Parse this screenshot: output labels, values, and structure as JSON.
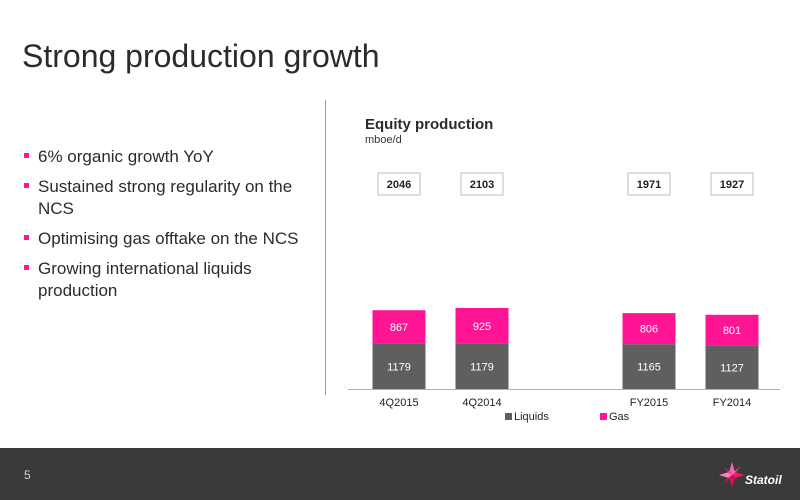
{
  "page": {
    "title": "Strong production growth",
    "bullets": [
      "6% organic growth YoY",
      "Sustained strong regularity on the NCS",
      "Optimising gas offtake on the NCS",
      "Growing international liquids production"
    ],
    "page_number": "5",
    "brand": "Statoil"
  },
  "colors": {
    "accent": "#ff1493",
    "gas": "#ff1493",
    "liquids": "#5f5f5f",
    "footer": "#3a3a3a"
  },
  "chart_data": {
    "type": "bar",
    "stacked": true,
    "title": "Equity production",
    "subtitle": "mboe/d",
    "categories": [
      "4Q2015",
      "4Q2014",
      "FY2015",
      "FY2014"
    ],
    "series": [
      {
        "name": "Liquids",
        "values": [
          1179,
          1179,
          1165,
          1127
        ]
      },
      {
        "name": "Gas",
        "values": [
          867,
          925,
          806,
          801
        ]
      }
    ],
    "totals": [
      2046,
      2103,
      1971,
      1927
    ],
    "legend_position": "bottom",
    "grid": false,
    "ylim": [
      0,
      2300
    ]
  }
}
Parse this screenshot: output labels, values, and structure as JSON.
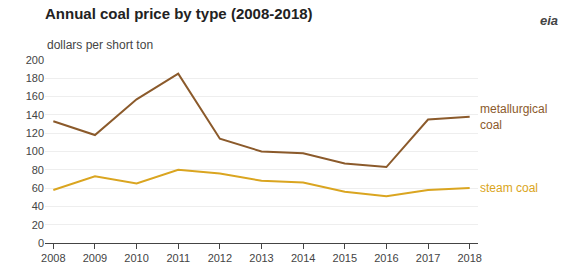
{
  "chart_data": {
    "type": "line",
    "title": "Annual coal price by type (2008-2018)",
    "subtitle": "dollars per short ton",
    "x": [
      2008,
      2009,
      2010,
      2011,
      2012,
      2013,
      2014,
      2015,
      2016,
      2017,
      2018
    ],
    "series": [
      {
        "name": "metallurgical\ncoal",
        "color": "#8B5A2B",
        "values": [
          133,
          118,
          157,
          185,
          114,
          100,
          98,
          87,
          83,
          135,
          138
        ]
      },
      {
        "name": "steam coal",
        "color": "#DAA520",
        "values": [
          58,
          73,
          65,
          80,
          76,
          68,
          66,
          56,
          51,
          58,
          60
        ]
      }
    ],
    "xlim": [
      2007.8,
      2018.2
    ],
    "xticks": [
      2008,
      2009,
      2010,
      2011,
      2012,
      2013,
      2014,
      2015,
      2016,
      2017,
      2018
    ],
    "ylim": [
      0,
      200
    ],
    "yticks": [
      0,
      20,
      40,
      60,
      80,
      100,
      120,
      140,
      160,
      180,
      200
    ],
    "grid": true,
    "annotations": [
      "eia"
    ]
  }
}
━━━━━━━━
GOAL OF THE EXERCISE: Copy the listing word for word, excluding its pictures.

WORKED ANSWER:
Parse this screenshot: output labels, values, and structure as JSON.
{
  "page": {
    "title": "Strong production growth",
    "bullets": [
      "6% organic growth YoY",
      "Sustained strong regularity on the NCS",
      "Optimising gas offtake on the NCS",
      "Growing international liquids production"
    ],
    "page_number": "5",
    "brand": "Statoil"
  },
  "colors": {
    "accent": "#ff1493",
    "gas": "#ff1493",
    "liquids": "#5f5f5f",
    "footer": "#3a3a3a"
  },
  "chart_data": {
    "type": "bar",
    "stacked": true,
    "title": "Equity production",
    "subtitle": "mboe/d",
    "categories": [
      "4Q2015",
      "4Q2014",
      "FY2015",
      "FY2014"
    ],
    "series": [
      {
        "name": "Liquids",
        "values": [
          1179,
          1179,
          1165,
          1127
        ]
      },
      {
        "name": "Gas",
        "values": [
          867,
          925,
          806,
          801
        ]
      }
    ],
    "totals": [
      2046,
      2103,
      1971,
      1927
    ],
    "legend_position": "bottom",
    "grid": false,
    "ylim": [
      0,
      2300
    ]
  }
}
Parse this screenshot: output labels, values, and structure as JSON.
{
  "chart_data": {
    "type": "line",
    "title": "Annual coal price by type (2008-2018)",
    "subtitle": "dollars per short ton",
    "x": [
      2008,
      2009,
      2010,
      2011,
      2012,
      2013,
      2014,
      2015,
      2016,
      2017,
      2018
    ],
    "series": [
      {
        "name": "metallurgical\ncoal",
        "color": "#8B5A2B",
        "values": [
          133,
          118,
          157,
          185,
          114,
          100,
          98,
          87,
          83,
          135,
          138
        ]
      },
      {
        "name": "steam coal",
        "color": "#DAA520",
        "values": [
          58,
          73,
          65,
          80,
          76,
          68,
          66,
          56,
          51,
          58,
          60
        ]
      }
    ],
    "xlim": [
      2007.8,
      2018.2
    ],
    "xticks": [
      2008,
      2009,
      2010,
      2011,
      2012,
      2013,
      2014,
      2015,
      2016,
      2017,
      2018
    ],
    "ylim": [
      0,
      200
    ],
    "yticks": [
      0,
      20,
      40,
      60,
      80,
      100,
      120,
      140,
      160,
      180,
      200
    ],
    "grid": true,
    "annotations": [
      "eia"
    ]
  }
}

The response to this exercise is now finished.